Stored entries
----

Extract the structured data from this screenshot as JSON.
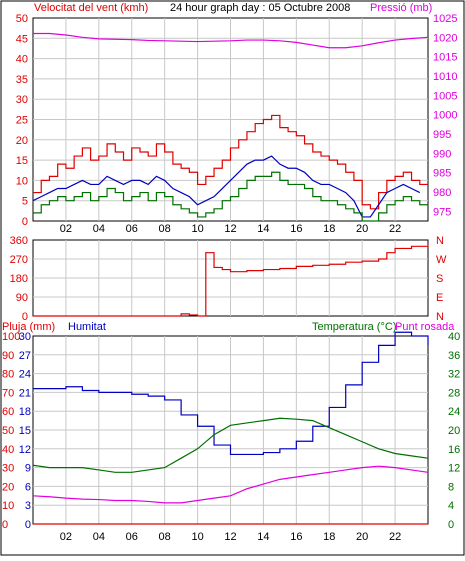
{
  "header": {
    "left_title": "Velocitat del vent (kmh)",
    "center_title": "24 hour graph day : 05 Octubre 2008",
    "right_title": "Pressió (mb)"
  },
  "colors": {
    "red": "#e00000",
    "green": "#007000",
    "blue": "#0000c0",
    "magenta": "#e000e0",
    "grid": "#c8c8c8",
    "frame": "#000000",
    "page_bg": "#ffffff",
    "outer_border": "#000000"
  },
  "chart_data": [
    {
      "type": "line",
      "panel": "wind",
      "x_ticks": [
        "02",
        "04",
        "06",
        "08",
        "10",
        "12",
        "14",
        "16",
        "18",
        "20",
        "22"
      ],
      "x_tick_hours": [
        2,
        4,
        6,
        8,
        10,
        12,
        14,
        16,
        18,
        20,
        22
      ],
      "x_range_hours": [
        0,
        24
      ],
      "left_axis": {
        "label": "Velocitat del vent (kmh)",
        "ticks": [
          0,
          5,
          10,
          15,
          20,
          25,
          30,
          35,
          40,
          45,
          50
        ],
        "ylim": [
          0,
          50
        ]
      },
      "right_axis": {
        "label": "Pressió (mb)",
        "ticks": [
          975,
          980,
          985,
          990,
          995,
          1000,
          1005,
          1010,
          1015,
          1020,
          1025
        ],
        "ylim": [
          972.5,
          1025
        ]
      },
      "grid": true,
      "series": [
        {
          "color_key": "red",
          "axis": "left",
          "style": "step",
          "x": [
            0,
            0.5,
            1,
            1.5,
            2,
            2.5,
            3,
            3.5,
            4,
            4.5,
            5,
            5.5,
            6,
            6.5,
            7,
            7.5,
            8,
            8.5,
            9,
            9.5,
            10,
            10.5,
            11,
            11.5,
            12,
            12.5,
            13,
            13.5,
            14,
            14.5,
            15,
            15.5,
            16,
            16.5,
            17,
            17.5,
            18,
            18.5,
            19,
            19.5,
            20,
            20.5,
            21,
            21.5,
            22,
            22.5,
            23,
            23.5
          ],
          "values": [
            7,
            10,
            11,
            14,
            13,
            16,
            18,
            15,
            16,
            19,
            17,
            15,
            18,
            17,
            16,
            19,
            17,
            14,
            13,
            12,
            9,
            11,
            13,
            15,
            18,
            20,
            22,
            24,
            25,
            26,
            23,
            22,
            21,
            19,
            17,
            16,
            15,
            14,
            12,
            10,
            4,
            3,
            7,
            10,
            11,
            12,
            10,
            9
          ]
        },
        {
          "color_key": "blue",
          "axis": "left",
          "style": "line",
          "x": [
            0,
            0.5,
            1,
            1.5,
            2,
            2.5,
            3,
            3.5,
            4,
            4.5,
            5,
            5.5,
            6,
            6.5,
            7,
            7.5,
            8,
            8.5,
            9,
            9.5,
            10,
            10.5,
            11,
            11.5,
            12,
            12.5,
            13,
            13.5,
            14,
            14.5,
            15,
            15.5,
            16,
            16.5,
            17,
            17.5,
            18,
            18.5,
            19,
            19.5,
            20,
            20.5,
            21,
            21.5,
            22,
            22.5,
            23,
            23.5
          ],
          "values": [
            5,
            6,
            7,
            8,
            8,
            9,
            10,
            9,
            9,
            11,
            10,
            9,
            10,
            10,
            9,
            11,
            10,
            8,
            7,
            6,
            4,
            5,
            6,
            8,
            10,
            12,
            14,
            15,
            15,
            16,
            14,
            13,
            13,
            12,
            10,
            9,
            9,
            8,
            7,
            5,
            1,
            1,
            4,
            7,
            8,
            9,
            8,
            7
          ]
        },
        {
          "color_key": "green",
          "axis": "left",
          "style": "step",
          "x": [
            0,
            0.5,
            1,
            1.5,
            2,
            2.5,
            3,
            3.5,
            4,
            4.5,
            5,
            5.5,
            6,
            6.5,
            7,
            7.5,
            8,
            8.5,
            9,
            9.5,
            10,
            10.5,
            11,
            11.5,
            12,
            12.5,
            13,
            13.5,
            14,
            14.5,
            15,
            15.5,
            16,
            16.5,
            17,
            17.5,
            18,
            18.5,
            19,
            19.5,
            20,
            20.5,
            21,
            21.5,
            22,
            22.5,
            23,
            23.5
          ],
          "values": [
            2,
            4,
            5,
            6,
            5,
            6,
            7,
            5,
            6,
            8,
            7,
            5,
            6,
            7,
            5,
            7,
            6,
            4,
            3,
            2,
            1,
            2,
            3,
            5,
            6,
            8,
            10,
            11,
            11,
            12,
            10,
            9,
            9,
            8,
            6,
            5,
            5,
            4,
            3,
            2,
            0,
            0,
            2,
            4,
            5,
            6,
            5,
            4
          ]
        },
        {
          "color_key": "magenta",
          "axis": "right",
          "style": "line",
          "x": [
            0,
            1,
            2,
            3,
            4,
            5,
            6,
            7,
            8,
            9,
            10,
            11,
            12,
            13,
            14,
            15,
            16,
            17,
            18,
            19,
            20,
            21,
            22,
            23,
            24
          ],
          "values": [
            1021,
            1021,
            1020.6,
            1020,
            1019.6,
            1019.5,
            1019.4,
            1019.2,
            1019.1,
            1019,
            1018.9,
            1019,
            1019.1,
            1019.3,
            1019.3,
            1019.1,
            1018.7,
            1018,
            1017.3,
            1017.3,
            1017.8,
            1018.6,
            1019.3,
            1019.7,
            1020
          ]
        }
      ]
    },
    {
      "type": "line",
      "panel": "direction",
      "x_range_hours": [
        0,
        24
      ],
      "left_axis": {
        "ticks": [
          0,
          90,
          180,
          270,
          360
        ],
        "ylim": [
          0,
          360
        ]
      },
      "right_axis": {
        "ticks": [
          "N",
          "E",
          "S",
          "W",
          "N"
        ]
      },
      "grid": true,
      "series": [
        {
          "color_key": "red",
          "axis": "left",
          "style": "step",
          "x": [
            0,
            2,
            4,
            6,
            7,
            8,
            9,
            9.5,
            10,
            10.5,
            11,
            11.5,
            12,
            13,
            14,
            15,
            16,
            17,
            18,
            19,
            20,
            21,
            21.5,
            22,
            23,
            24
          ],
          "values": [
            0,
            0,
            0,
            0,
            0,
            0,
            10,
            5,
            0,
            300,
            230,
            220,
            210,
            215,
            220,
            225,
            235,
            240,
            245,
            255,
            260,
            270,
            300,
            320,
            330,
            340
          ]
        }
      ]
    },
    {
      "type": "line",
      "panel": "temperature",
      "x_ticks": [
        "02",
        "04",
        "06",
        "08",
        "10",
        "12",
        "14",
        "16",
        "18",
        "20",
        "22"
      ],
      "x_tick_hours": [
        2,
        4,
        6,
        8,
        10,
        12,
        14,
        16,
        18,
        20,
        22
      ],
      "x_range_hours": [
        0,
        24
      ],
      "left_axis_outer": {
        "label": "Pluja (mm)",
        "ticks": [
          0,
          10,
          20,
          30,
          40,
          50,
          60,
          70,
          80,
          90,
          100
        ],
        "ylim": [
          0,
          100
        ]
      },
      "left_axis_inner": {
        "label": "Humitat",
        "ticks": [
          0,
          3,
          6,
          9,
          12,
          15,
          18,
          21,
          24,
          27,
          30
        ],
        "ylim": [
          0,
          30
        ]
      },
      "right_axis": {
        "label": "Temperatura (°C)",
        "ticks": [
          0,
          4,
          8,
          12,
          16,
          20,
          24,
          28,
          32,
          36,
          40
        ],
        "ylim": [
          0,
          40
        ]
      },
      "legend_extra": "Punt rosada",
      "grid": true,
      "series": [
        {
          "color_key": "blue",
          "axis": "left_outer",
          "style": "step",
          "x": [
            0,
            1,
            2,
            3,
            4,
            5,
            6,
            7,
            8,
            9,
            10,
            11,
            12,
            13,
            14,
            15,
            16,
            17,
            18,
            19,
            20,
            21,
            22,
            23,
            24
          ],
          "values": [
            72,
            72,
            73,
            71,
            70,
            70,
            69,
            68,
            66,
            58,
            52,
            42,
            37,
            37,
            38,
            40,
            44,
            52,
            62,
            74,
            86,
            95,
            102,
            100,
            95
          ]
        },
        {
          "color_key": "green",
          "axis": "right",
          "style": "line",
          "x": [
            0,
            1,
            2,
            3,
            4,
            5,
            6,
            7,
            8,
            9,
            10,
            11,
            12,
            13,
            14,
            15,
            16,
            17,
            18,
            19,
            20,
            21,
            22,
            23,
            24
          ],
          "values": [
            12.5,
            12,
            12,
            12,
            11.5,
            11,
            11,
            11.5,
            12,
            14,
            16,
            19,
            21,
            21.5,
            22,
            22.5,
            22.3,
            22,
            20.5,
            19,
            17.5,
            16,
            15,
            14.5,
            14
          ]
        },
        {
          "color_key": "magenta",
          "axis": "right",
          "style": "line",
          "x": [
            0,
            1,
            2,
            3,
            4,
            5,
            6,
            7,
            8,
            9,
            10,
            11,
            12,
            13,
            14,
            15,
            16,
            17,
            18,
            19,
            20,
            21,
            22,
            23,
            24
          ],
          "values": [
            6,
            5.8,
            5.5,
            5.3,
            5.2,
            5,
            5,
            4.8,
            4.5,
            4.5,
            5,
            5.5,
            6,
            7.5,
            8.5,
            9.5,
            10,
            10.5,
            11,
            11.5,
            12,
            12.3,
            12,
            11.5,
            11
          ]
        },
        {
          "color_key": "red",
          "axis": "left_outer",
          "style": "line",
          "x": [
            0,
            24
          ],
          "values": [
            0,
            0
          ]
        }
      ]
    }
  ]
}
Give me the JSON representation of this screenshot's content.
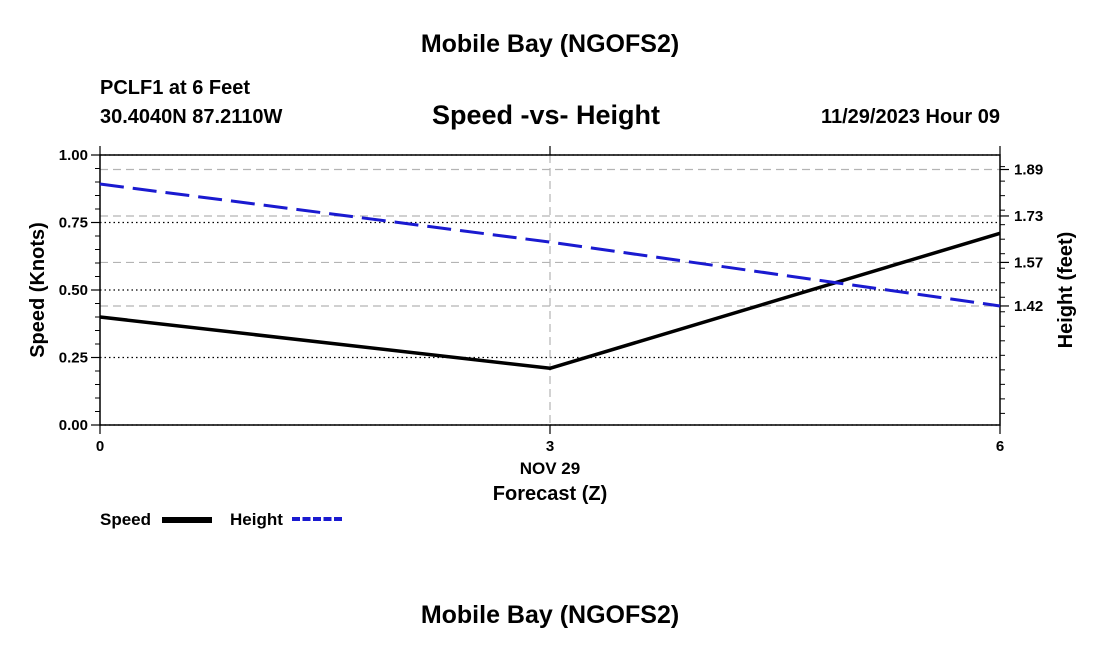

----

> Directions for this task: List the lines of the material in which the word "vent" occurs.

> Exercise output:
    "left_title": "Velocitat del vent (kmh)",
        "label": "Velocitat del vent (kmh)",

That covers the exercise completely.